§ TEXTO APRESENTADO
******************************
Hughes estava em uma encruzilhada.

Ícone do Manchester United na década de 1980, Mark Hughes se transferiu para o Barcelona em 1986, mas não teve sucesso. Ele, então, acabou emprestado ao Bayern de Munique. Na Alemanha, precisava recuperar o seu valor.

Paralelamente a isso, o País de Gales fazia campanha animadora nas Eliminatórias para a Euro. Restando apenas uma rodada, a seleção liderava a sua chave e tinha a chance de conseguir a classificação inédita para o torneio. Seria algo histórico. A última vez que os galeses haviam disputado uma competição internacional havia sido na Copa do Mundo de 1958.

Acontece que no mesmo dia do jogo que selaria o destino da seleção, o Bayern de Munique precisaria fazer um jogo “replay” contra o Monchengladbach, pela Copa da Alemanha. A sua presença em Praga era indispensável. Hughes, então, foi discutir uma possível liberação com o diretor geral do Bayern, Uli Hoeness. O resultado da conversa surpreendeu até o próprio jogador.

“Ele (Hoeness) sabia que eu estaria jogando pelo País de Gales na quarta-feira, no mesmo dia do jogo pela Copa da Alemanha”, disse Hughes em uma entrevista à BBC em 1989.

“De repente, ele perguntou: ‘que horas vai ser o jogo?’ E eu respondi: ‘Acho que às três e meia, quatro horas’. A partir desse momento, ele começou a fazer ligações e voltou à sala dizendo: ‘Acho que você pode jogar para nós na mesma noite’”, continuou.

“Eu pensei que ele estava brincando, mas obviamente ele não estava.”
******************************
§ INSTRUÇÕES DAS TAREFAS
1. Reproduza o trecho do texto sobre Mark Hughes que começa em "Ícone do Manchester" e vai até "Mundo de 1958.".
2. Responda às perguntas abaixo com base no texto sobre Mark Hughes.
(a) Para qual clube Hughes se transferiu em 1986?
(b) Em que competição o País de Gales havia jogado pela última vez antes daquelas Eliminatórias?
(c) A qual emissora Hughes deu a entrevista de 1989?
3. Continue o texto sobre Mark Hughes a partir da última frase apresentada.

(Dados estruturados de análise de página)
******************************
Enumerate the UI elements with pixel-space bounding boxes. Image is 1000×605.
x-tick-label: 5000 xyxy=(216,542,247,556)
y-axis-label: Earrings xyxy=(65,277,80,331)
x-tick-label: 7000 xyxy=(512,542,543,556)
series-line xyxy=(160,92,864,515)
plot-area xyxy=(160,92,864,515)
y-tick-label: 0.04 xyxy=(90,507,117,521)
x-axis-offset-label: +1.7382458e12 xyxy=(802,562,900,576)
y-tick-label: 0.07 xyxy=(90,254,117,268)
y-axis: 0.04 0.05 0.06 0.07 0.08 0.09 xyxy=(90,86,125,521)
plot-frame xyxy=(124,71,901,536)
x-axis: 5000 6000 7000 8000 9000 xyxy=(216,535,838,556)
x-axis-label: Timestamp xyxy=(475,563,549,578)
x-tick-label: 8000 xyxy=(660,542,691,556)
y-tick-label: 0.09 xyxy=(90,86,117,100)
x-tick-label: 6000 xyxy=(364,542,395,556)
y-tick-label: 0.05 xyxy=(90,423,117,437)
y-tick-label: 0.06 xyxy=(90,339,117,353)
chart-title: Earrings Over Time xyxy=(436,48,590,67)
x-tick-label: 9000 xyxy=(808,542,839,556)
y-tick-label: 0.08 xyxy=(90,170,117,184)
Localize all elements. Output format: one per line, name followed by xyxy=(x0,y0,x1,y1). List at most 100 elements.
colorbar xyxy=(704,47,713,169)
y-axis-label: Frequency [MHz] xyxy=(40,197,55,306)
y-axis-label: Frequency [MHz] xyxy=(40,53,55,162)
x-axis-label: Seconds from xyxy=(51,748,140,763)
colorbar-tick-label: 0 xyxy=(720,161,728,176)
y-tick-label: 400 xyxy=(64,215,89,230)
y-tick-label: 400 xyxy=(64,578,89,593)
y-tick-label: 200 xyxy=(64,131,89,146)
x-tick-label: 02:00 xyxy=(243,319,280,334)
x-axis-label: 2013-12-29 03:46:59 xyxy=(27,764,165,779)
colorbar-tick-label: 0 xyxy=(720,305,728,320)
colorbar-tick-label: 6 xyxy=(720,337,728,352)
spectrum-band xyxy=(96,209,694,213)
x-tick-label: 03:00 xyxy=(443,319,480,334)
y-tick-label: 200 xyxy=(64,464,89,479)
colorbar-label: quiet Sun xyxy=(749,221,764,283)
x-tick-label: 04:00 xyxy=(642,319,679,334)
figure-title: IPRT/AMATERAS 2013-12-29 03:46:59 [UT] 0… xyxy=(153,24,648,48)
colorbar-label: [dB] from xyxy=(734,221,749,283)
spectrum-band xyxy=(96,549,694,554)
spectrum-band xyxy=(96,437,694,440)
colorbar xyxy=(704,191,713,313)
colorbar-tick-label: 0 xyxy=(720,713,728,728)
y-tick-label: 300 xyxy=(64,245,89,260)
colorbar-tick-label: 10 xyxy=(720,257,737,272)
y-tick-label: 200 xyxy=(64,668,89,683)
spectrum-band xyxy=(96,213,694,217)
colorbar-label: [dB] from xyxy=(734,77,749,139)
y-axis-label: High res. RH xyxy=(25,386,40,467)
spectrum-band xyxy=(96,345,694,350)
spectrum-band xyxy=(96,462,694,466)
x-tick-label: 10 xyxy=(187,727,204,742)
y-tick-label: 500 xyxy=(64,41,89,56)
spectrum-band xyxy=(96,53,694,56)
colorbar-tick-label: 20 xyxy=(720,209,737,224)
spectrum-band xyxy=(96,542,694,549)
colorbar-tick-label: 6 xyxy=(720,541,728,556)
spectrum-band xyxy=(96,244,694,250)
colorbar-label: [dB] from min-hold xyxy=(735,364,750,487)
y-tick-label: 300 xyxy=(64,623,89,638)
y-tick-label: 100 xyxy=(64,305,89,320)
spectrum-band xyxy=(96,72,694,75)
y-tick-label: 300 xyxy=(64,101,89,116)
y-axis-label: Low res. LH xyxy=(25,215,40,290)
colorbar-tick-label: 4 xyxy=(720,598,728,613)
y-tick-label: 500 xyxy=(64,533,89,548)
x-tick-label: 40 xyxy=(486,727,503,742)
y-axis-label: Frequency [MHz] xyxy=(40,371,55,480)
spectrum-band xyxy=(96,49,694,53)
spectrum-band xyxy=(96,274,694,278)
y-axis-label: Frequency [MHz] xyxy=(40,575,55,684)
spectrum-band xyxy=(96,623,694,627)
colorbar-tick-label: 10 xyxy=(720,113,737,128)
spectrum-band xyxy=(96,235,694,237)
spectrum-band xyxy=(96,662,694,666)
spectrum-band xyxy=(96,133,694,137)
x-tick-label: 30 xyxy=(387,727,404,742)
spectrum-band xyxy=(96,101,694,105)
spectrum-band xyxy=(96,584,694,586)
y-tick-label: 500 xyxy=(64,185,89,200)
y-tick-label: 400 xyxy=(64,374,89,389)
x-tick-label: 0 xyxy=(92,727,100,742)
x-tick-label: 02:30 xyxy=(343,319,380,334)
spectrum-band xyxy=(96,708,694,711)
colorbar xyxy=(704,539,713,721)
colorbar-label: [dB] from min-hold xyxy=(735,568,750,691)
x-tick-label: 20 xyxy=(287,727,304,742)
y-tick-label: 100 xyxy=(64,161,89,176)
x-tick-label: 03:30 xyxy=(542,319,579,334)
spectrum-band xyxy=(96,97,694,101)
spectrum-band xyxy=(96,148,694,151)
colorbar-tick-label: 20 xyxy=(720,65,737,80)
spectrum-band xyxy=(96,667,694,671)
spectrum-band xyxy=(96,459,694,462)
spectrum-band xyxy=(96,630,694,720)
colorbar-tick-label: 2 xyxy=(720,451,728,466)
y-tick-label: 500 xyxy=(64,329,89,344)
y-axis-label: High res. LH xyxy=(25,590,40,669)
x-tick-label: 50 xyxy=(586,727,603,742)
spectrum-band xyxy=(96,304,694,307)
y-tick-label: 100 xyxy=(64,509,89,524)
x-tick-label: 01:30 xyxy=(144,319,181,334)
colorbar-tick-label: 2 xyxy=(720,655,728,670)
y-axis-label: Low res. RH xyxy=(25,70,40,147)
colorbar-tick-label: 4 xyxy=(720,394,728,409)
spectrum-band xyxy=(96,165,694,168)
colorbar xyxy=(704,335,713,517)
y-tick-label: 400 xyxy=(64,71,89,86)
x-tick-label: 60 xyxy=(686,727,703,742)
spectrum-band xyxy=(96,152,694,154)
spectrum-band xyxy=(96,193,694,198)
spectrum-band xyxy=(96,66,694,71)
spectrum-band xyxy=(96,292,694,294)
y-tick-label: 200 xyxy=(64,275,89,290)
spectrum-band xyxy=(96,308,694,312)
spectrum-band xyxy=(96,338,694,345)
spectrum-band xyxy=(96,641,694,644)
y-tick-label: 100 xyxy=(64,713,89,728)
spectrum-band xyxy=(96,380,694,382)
******************************
§ RESPOSTAS POR ITEM
1.
Ícone do Manchester United na década de 1980, Mark Hughes se transferiu para o Barcelona em 1986, mas não teve sucesso. Ele, então, acabou emprestado ao Bayern de Munique. Na Alemanha, precisava recuperar o seu valor.

Paralelamente a isso, o País de Gales fazia campanha animadora nas Eliminatórias para a Euro. Restando apenas uma rodada, a seleção liderava a sua chave e tinha a chance de conseguir a classificação inédita para o torneio. Seria algo histórico. A última vez que os galeses haviam disputado uma competição internacional havia sido na Copa do Mundo de 1958.

2.
(a) Para o Barcelona.
(b) Na Copa do Mundo de 1958.
(c) À BBC.

3.
Quando o dia chegou, lá estava Hughes em campo pela seleção. Com a faixa de capitão, ele atuou por 90 minutos, mas não conseguiu evitar a derrota por 2 a 0 para a Tchecoslováquia. O País de Gales acabou ficando de fora da Eurocopa porque a Dinamarca, que disputava diretamente a vaga, venceu a Finlândia no mesmo dia.

Nem deu tempo de lamentar. Quando a partida acabou, ele precisou partir direto para o aeroporto, onde um jatinho particular o aguardava para levá-lo de volta até a Alemanha.

“Tive que trocar de roupa no avião”, lembrou o galês.

Ao pousar em Munique, Bayern e Monchengladbach já estavam em campo. O atacante perdeu todo o primeiro tempo, que terminou empatado sem gols, e só ficou à disposição para a segunda etapa. Quando Hughes entrou em campo, a surpresa foi geral.

“Hoeness não havia contado a ninguém sobre o seu plano”, explicou em outra ocasião ao The Guardian. “Ninguém podia acreditar. Eu deveria estar a centenas de quilômetros de distância em Praga. Não era possível. E ninguém ficou mais surpreso que os jogadores do Borussia.”

Com Hughes em campo, o Bayern viu o adversário abrir o placar, mas reagiu com Lothar Matthaus. A equipe conseguiu a vitória por 3 a 2 na prorrogação com dois gols de Rummenigge.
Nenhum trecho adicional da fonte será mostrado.